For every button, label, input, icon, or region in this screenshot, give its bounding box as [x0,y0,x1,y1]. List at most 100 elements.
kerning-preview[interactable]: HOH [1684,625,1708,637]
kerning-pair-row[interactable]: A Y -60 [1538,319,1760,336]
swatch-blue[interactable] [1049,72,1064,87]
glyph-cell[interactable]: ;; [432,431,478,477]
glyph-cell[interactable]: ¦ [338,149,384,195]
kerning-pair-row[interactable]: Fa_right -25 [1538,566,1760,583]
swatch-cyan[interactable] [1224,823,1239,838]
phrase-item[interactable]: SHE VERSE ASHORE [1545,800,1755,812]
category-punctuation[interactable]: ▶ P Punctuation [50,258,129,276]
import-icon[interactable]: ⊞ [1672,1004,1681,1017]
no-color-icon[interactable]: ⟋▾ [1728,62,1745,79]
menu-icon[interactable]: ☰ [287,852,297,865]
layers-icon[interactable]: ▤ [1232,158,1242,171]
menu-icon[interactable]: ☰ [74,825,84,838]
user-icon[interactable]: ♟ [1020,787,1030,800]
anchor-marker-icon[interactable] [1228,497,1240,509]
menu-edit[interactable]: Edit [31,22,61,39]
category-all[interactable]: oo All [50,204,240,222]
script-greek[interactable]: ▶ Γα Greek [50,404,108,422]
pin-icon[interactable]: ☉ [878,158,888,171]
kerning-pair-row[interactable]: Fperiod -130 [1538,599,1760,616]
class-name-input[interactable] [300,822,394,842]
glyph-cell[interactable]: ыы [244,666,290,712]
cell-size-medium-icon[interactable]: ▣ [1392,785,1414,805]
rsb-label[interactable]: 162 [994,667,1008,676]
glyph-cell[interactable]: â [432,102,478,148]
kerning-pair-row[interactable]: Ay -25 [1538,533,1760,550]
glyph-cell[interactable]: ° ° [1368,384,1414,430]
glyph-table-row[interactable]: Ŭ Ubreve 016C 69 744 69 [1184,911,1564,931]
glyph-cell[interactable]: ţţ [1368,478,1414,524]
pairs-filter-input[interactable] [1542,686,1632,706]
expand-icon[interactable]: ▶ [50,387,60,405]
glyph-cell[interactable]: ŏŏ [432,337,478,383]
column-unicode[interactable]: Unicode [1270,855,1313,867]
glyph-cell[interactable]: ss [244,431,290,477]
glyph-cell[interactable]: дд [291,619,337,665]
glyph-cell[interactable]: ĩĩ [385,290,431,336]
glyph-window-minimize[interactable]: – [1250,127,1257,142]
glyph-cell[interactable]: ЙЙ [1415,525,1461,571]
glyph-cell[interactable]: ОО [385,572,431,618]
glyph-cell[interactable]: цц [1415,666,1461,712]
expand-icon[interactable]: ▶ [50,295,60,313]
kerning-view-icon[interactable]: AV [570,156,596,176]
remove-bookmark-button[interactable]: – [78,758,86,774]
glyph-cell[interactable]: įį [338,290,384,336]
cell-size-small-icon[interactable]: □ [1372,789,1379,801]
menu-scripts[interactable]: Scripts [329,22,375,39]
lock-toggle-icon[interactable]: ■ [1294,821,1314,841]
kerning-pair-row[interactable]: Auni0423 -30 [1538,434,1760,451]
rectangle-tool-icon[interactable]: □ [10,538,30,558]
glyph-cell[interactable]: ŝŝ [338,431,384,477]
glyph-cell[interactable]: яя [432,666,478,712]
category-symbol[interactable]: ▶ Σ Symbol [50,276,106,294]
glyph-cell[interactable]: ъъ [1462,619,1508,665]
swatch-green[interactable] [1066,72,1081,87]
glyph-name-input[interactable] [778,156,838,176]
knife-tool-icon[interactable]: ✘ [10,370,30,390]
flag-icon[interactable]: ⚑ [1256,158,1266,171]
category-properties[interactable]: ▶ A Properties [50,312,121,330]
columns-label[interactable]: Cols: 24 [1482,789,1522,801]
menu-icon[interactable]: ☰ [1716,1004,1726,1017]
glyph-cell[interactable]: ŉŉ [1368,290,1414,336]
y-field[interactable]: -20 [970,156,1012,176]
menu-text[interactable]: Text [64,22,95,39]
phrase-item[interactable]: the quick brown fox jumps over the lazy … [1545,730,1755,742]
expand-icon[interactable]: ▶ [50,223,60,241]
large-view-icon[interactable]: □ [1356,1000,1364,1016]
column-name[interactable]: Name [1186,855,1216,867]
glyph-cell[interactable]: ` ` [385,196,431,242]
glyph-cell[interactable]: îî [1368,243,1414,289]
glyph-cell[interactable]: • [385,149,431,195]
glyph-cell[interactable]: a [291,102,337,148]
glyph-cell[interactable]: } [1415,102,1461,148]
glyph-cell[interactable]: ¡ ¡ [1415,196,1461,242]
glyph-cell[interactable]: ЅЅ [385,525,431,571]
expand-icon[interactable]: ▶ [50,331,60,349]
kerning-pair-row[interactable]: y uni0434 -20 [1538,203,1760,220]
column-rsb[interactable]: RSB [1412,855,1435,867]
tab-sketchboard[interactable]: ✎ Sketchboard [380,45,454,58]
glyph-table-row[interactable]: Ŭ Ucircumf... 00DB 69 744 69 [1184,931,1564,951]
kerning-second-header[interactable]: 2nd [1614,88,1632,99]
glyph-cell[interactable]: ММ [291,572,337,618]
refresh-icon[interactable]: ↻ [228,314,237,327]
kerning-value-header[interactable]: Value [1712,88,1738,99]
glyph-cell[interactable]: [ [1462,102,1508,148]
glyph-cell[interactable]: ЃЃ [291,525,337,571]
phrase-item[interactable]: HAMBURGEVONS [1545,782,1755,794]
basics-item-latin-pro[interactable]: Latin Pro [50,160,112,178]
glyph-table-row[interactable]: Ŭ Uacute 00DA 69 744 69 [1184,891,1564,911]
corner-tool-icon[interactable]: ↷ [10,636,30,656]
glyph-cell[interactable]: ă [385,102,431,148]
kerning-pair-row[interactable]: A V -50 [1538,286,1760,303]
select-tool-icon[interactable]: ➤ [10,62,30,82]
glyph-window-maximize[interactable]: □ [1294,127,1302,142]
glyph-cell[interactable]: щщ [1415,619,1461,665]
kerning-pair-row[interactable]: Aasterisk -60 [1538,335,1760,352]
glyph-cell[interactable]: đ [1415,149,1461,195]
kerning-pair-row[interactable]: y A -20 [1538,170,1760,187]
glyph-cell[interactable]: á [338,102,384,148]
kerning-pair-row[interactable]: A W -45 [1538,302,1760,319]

◆ **Письменный запрос**
Замените в записях выше «kerning-pair-row» на «kern-pair-row» и приведите все строки заново, больше ничего не меняя.

◆ **Полный вывод**
For every button, label, input, icon, or region in this screenshot, give its bounding box as [x0,y0,x1,y1]. List at most 100 elements.
kerning-preview[interactable]: HOH [1684,625,1708,637]
kern-pair-row[interactable]: A Y -60 [1538,319,1760,336]
swatch-blue[interactable] [1049,72,1064,87]
glyph-cell[interactable]: ;; [432,431,478,477]
glyph-cell[interactable]: ¦ [338,149,384,195]
kern-pair-row[interactable]: Fa_right -25 [1538,566,1760,583]
swatch-cyan[interactable] [1224,823,1239,838]
phrase-item[interactable]: SHE VERSE ASHORE [1545,800,1755,812]
category-punctuation[interactable]: ▶ P Punctuation [50,258,129,276]
import-icon[interactable]: ⊞ [1672,1004,1681,1017]
no-color-icon[interactable]: ⟋▾ [1728,62,1745,79]
menu-icon[interactable]: ☰ [287,852,297,865]
layers-icon[interactable]: ▤ [1232,158,1242,171]
menu-icon[interactable]: ☰ [74,825,84,838]
user-icon[interactable]: ♟ [1020,787,1030,800]
anchor-marker-icon[interactable] [1228,497,1240,509]
menu-edit[interactable]: Edit [31,22,61,39]
category-all[interactable]: oo All [50,204,240,222]
script-greek[interactable]: ▶ Γα Greek [50,404,108,422]
pin-icon[interactable]: ☉ [878,158,888,171]
kern-pair-row[interactable]: Fperiod -130 [1538,599,1760,616]
class-name-input[interactable] [300,822,394,842]
glyph-cell[interactable]: ыы [244,666,290,712]
cell-size-medium-icon[interactable]: ▣ [1392,785,1414,805]
rsb-label[interactable]: 162 [994,667,1008,676]
glyph-cell[interactable]: â [432,102,478,148]
kern-pair-row[interactable]: Ay -25 [1538,533,1760,550]
glyph-cell[interactable]: ° ° [1368,384,1414,430]
glyph-table-row[interactable]: Ŭ Ubreve 016C 69 744 69 [1184,911,1564,931]
glyph-cell[interactable]: ţţ [1368,478,1414,524]
pairs-filter-input[interactable] [1542,686,1632,706]
expand-icon[interactable]: ▶ [50,387,60,405]
glyph-cell[interactable]: ŏŏ [432,337,478,383]
column-unicode[interactable]: Unicode [1270,855,1313,867]
glyph-cell[interactable]: ss [244,431,290,477]
glyph-cell[interactable]: дд [291,619,337,665]
glyph-cell[interactable]: ĩĩ [385,290,431,336]
glyph-window-minimize[interactable]: – [1250,127,1257,142]
glyph-cell[interactable]: ЙЙ [1415,525,1461,571]
glyph-cell[interactable]: ОО [385,572,431,618]
glyph-cell[interactable]: цц [1415,666,1461,712]
expand-icon[interactable]: ▶ [50,295,60,313]
kerning-view-icon[interactable]: AV [570,156,596,176]
remove-bookmark-button[interactable]: – [78,758,86,774]
glyph-cell[interactable]: įį [338,290,384,336]
cell-size-small-icon[interactable]: □ [1372,789,1379,801]
menu-scripts[interactable]: Scripts [329,22,375,39]
lock-toggle-icon[interactable]: ■ [1294,821,1314,841]
kern-pair-row[interactable]: Auni0423 -30 [1538,434,1760,451]
rectangle-tool-icon[interactable]: □ [10,538,30,558]
glyph-cell[interactable]: ŝŝ [338,431,384,477]
glyph-cell[interactable]: яя [432,666,478,712]
category-symbol[interactable]: ▶ Σ Symbol [50,276,106,294]
glyph-cell[interactable]: ъъ [1462,619,1508,665]
swatch-green[interactable] [1066,72,1081,87]
glyph-name-input[interactable] [778,156,838,176]
knife-tool-icon[interactable]: ✘ [10,370,30,390]
flag-icon[interactable]: ⚑ [1256,158,1266,171]
category-properties[interactable]: ▶ A Properties [50,312,121,330]
columns-label[interactable]: Cols: 24 [1482,789,1522,801]
menu-icon[interactable]: ☰ [1716,1004,1726,1017]
glyph-cell[interactable]: ŉŉ [1368,290,1414,336]
y-field[interactable]: -20 [970,156,1012,176]
menu-text[interactable]: Text [64,22,95,39]
phrase-item[interactable]: the quick brown fox jumps over the lazy … [1545,730,1755,742]
expand-icon[interactable]: ▶ [50,223,60,241]
large-view-icon[interactable]: □ [1356,1000,1364,1016]
column-name[interactable]: Name [1186,855,1216,867]
glyph-cell[interactable]: ` ` [385,196,431,242]
glyph-cell[interactable]: îî [1368,243,1414,289]
glyph-cell[interactable]: • [385,149,431,195]
glyph-cell[interactable]: a [291,102,337,148]
glyph-cell[interactable]: } [1415,102,1461,148]
glyph-cell[interactable]: ¡ ¡ [1415,196,1461,242]
glyph-cell[interactable]: ЅЅ [385,525,431,571]
expand-icon[interactable]: ▶ [50,331,60,349]
kern-pair-row[interactable]: y uni0434 -20 [1538,203,1760,220]
column-rsb[interactable]: RSB [1412,855,1435,867]
tab-sketchboard[interactable]: ✎ Sketchboard [380,45,454,58]
glyph-table-row[interactable]: Ŭ Ucircumf... 00DB 69 744 69 [1184,931,1564,951]
kerning-second-header[interactable]: 2nd [1614,88,1632,99]
glyph-cell[interactable]: ММ [291,572,337,618]
refresh-icon[interactable]: ↻ [228,314,237,327]
kerning-value-header[interactable]: Value [1712,88,1738,99]
glyph-cell[interactable]: [ [1462,102,1508,148]
glyph-cell[interactable]: ЃЃ [291,525,337,571]
phrase-item[interactable]: HAMBURGEVONS [1545,782,1755,794]
basics-item-latin-pro[interactable]: Latin Pro [50,160,112,178]
glyph-table-row[interactable]: Ŭ Uacute 00DA 69 744 69 [1184,891,1564,911]
corner-tool-icon[interactable]: ↷ [10,636,30,656]
glyph-cell[interactable]: ă [385,102,431,148]
kern-pair-row[interactable]: A V -50 [1538,286,1760,303]
select-tool-icon[interactable]: ➤ [10,62,30,82]
glyph-window-maximize[interactable]: □ [1294,127,1302,142]
glyph-cell[interactable]: щщ [1415,619,1461,665]
kern-pair-row[interactable]: Aasterisk -60 [1538,335,1760,352]
glyph-cell[interactable]: đ [1415,149,1461,195]
kern-pair-row[interactable]: y A -20 [1538,170,1760,187]
glyph-cell[interactable]: á [338,102,384,148]
kern-pair-row[interactable]: A W -45 [1538,302,1760,319]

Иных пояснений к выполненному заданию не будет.